Check each line of the records for "maturities"; collect those that have it.

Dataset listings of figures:
----
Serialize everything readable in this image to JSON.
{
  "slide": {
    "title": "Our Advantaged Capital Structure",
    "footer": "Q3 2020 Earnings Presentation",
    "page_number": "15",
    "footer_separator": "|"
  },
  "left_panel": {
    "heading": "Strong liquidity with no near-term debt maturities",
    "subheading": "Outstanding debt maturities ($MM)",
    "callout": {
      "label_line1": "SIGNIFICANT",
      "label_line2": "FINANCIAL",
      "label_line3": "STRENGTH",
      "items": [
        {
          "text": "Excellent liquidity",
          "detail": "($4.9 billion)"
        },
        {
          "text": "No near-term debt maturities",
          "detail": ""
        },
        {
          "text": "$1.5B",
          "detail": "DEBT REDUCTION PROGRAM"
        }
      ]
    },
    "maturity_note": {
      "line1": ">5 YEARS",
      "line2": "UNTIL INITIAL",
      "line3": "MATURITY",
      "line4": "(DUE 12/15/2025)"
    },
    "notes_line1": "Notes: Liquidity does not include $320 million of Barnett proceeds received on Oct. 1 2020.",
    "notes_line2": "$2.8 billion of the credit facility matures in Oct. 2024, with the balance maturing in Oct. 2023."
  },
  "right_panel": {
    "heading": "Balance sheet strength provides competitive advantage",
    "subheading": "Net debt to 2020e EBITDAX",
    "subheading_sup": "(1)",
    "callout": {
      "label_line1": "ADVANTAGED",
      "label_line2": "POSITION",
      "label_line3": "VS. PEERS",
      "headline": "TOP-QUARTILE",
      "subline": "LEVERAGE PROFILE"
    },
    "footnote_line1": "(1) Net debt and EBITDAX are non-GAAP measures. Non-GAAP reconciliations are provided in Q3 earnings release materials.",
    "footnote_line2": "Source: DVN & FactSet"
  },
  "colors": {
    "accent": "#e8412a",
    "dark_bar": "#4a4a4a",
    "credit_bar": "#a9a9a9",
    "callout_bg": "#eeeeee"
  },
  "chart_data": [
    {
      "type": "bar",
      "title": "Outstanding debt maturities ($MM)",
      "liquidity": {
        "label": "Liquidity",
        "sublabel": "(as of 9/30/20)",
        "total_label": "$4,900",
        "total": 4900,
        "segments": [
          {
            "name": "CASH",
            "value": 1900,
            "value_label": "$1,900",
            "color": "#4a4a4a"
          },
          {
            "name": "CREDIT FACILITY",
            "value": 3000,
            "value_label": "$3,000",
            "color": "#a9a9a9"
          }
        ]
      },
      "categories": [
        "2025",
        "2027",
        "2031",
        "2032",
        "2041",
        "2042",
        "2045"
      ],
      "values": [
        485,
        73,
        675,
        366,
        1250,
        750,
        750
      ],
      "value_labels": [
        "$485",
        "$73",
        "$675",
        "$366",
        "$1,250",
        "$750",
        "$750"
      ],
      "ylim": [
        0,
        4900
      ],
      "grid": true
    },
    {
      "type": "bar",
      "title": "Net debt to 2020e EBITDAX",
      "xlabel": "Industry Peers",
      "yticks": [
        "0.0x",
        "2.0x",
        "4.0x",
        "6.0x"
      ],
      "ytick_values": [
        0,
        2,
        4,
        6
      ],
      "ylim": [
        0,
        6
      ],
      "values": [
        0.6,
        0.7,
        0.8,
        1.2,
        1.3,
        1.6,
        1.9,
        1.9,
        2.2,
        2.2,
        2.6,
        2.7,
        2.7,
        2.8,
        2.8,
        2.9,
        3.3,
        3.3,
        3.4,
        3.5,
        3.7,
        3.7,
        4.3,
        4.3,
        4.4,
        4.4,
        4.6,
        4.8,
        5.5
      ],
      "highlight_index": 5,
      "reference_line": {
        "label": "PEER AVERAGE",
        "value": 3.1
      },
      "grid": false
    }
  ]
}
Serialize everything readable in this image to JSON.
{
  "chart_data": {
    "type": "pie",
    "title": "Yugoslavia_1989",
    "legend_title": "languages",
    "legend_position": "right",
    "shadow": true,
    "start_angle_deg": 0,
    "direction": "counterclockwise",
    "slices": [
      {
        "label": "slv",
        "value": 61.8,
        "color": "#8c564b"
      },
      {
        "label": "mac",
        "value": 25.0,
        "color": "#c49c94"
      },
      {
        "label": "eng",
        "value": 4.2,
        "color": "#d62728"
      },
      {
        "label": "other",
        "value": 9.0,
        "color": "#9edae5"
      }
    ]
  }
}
----
== EXERCISE RESULT ==
    "heading": "Strong liquidity with no near-term debt maturities",
    "subheading": "Outstanding debt maturities ($MM)",
          "text": "No near-term debt maturities",
      "title": "Outstanding debt maturities ($MM)",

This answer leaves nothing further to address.